Provide the records once more, identical to the original.

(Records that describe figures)
— Start —
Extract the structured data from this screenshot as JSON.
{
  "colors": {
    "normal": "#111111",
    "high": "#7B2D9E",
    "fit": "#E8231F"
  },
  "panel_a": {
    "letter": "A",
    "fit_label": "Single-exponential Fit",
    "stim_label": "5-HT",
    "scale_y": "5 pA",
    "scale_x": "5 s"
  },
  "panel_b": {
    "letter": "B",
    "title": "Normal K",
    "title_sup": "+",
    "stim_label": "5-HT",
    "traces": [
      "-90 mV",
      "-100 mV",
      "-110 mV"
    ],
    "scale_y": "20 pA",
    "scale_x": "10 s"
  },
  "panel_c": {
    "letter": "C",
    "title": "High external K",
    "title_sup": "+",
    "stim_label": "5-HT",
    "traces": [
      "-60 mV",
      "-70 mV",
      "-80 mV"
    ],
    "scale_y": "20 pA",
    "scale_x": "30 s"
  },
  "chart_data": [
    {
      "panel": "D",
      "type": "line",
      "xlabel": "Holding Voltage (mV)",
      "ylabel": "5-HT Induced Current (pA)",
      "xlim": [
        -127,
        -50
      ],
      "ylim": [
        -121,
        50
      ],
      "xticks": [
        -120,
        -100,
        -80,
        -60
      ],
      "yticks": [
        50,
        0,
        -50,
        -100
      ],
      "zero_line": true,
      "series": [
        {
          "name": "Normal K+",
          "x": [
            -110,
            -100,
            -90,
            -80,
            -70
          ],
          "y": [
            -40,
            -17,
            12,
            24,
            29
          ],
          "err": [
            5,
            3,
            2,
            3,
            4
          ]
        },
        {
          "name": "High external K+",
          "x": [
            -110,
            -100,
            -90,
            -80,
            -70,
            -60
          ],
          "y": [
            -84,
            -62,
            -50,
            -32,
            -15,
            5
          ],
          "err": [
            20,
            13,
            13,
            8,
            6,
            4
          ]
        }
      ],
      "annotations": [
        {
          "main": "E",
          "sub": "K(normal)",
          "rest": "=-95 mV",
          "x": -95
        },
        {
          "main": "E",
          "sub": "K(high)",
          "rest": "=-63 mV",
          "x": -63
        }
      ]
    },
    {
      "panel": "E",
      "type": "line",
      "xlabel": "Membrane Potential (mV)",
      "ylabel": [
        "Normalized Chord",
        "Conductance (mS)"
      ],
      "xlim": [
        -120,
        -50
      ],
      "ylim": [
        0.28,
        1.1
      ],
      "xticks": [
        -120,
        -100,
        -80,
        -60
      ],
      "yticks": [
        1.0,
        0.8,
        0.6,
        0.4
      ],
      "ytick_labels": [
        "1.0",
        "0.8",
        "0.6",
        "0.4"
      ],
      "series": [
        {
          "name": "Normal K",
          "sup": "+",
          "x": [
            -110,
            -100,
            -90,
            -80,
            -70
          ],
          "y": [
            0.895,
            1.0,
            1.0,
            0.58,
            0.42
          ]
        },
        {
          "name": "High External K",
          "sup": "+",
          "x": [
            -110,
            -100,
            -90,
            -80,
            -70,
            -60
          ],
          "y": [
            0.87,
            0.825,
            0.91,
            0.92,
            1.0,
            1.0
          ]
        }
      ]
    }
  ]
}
— End —
| Exercise response |
Extract the structured data from this screenshot as JSON.
{
  "colors": {
    "normal": "#111111",
    "high": "#7B2D9E",
    "fit": "#E8231F"
  },
  "panel_a": {
    "letter": "A",
    "fit_label": "Single-exponential Fit",
    "stim_label": "5-HT",
    "scale_y": "5 pA",
    "scale_x": "5 s"
  },
  "panel_b": {
    "letter": "B",
    "title": "Normal K",
    "title_sup": "+",
    "stim_label": "5-HT",
    "traces": [
      "-90 mV",
      "-100 mV",
      "-110 mV"
    ],
    "scale_y": "20 pA",
    "scale_x": "10 s"
  },
  "panel_c": {
    "letter": "C",
    "title": "High external K",
    "title_sup": "+",
    "stim_label": "5-HT",
    "traces": [
      "-60 mV",
      "-70 mV",
      "-80 mV"
    ],
    "scale_y": "20 pA",
    "scale_x": "30 s"
  },
  "chart_data": [
    {
      "panel": "D",
      "type": "line",
      "xlabel": "Holding Voltage (mV)",
      "ylabel": "5-HT Induced Current (pA)",
      "xlim": [
        -127,
        -50
      ],
      "ylim": [
        -121,
        50
      ],
      "xticks": [
        -120,
        -100,
        -80,
        -60
      ],
      "yticks": [
        50,
        0,
        -50,
        -100
      ],
      "zero_line": true,
      "series": [
        {
          "name": "Normal K+",
          "x": [
            -110,
            -100,
            -90,
            -80,
            -70
          ],
          "y": [
            -40,
            -17,
            12,
            24,
            29
          ],
          "err": [
            5,
            3,
            2,
            3,
            4
          ]
        },
        {
          "name": "High external K+",
          "x": [
            -110,
            -100,
            -90,
            -80,
            -70,
            -60
          ],
          "y": [
            -84,
            -62,
            -50,
            -32,
            -15,
            5
          ],
          "err": [
            20,
            13,
            13,
            8,
            6,
            4
          ]
        }
      ],
      "annotations": [
        {
          "main": "E",
          "sub": "K(normal)",
          "rest": "=-95 mV",
          "x": -95
        },
        {
          "main": "E",
          "sub": "K(high)",
          "rest": "=-63 mV",
          "x": -63
        }
      ]
    },
    {
      "panel": "E",
      "type": "line",
      "xlabel": "Membrane Potential (mV)",
      "ylabel": [
        "Normalized Chord",
        "Conductance (mS)"
      ],
      "xlim": [
        -120,
        -50
      ],
      "ylim": [
        0.28,
        1.1
      ],
      "xticks": [
        -120,
        -100,
        -80,
        -60
      ],
      "yticks": [
        1.0,
        0.8,
        0.6,
        0.4
      ],
      "ytick_labels": [
        "1.0",
        "0.8",
        "0.6",
        "0.4"
      ],
      "series": [
        {
          "name": "Normal K",
          "sup": "+",
          "x": [
            -110,
            -100,
            -90,
            -80,
            -70
          ],
          "y": [
            0.895,
            1.0,
            1.0,
            0.58,
            0.42
          ]
        },
        {
          "name": "High External K",
          "sup": "+",
          "x": [
            -110,
            -100,
            -90,
            -80,
            -70,
            -60
          ],
          "y": [
            0.87,
            0.825,
            0.91,
            0.92,
            1.0,
            1.0
          ]
        }
      ]
    }
  ]
}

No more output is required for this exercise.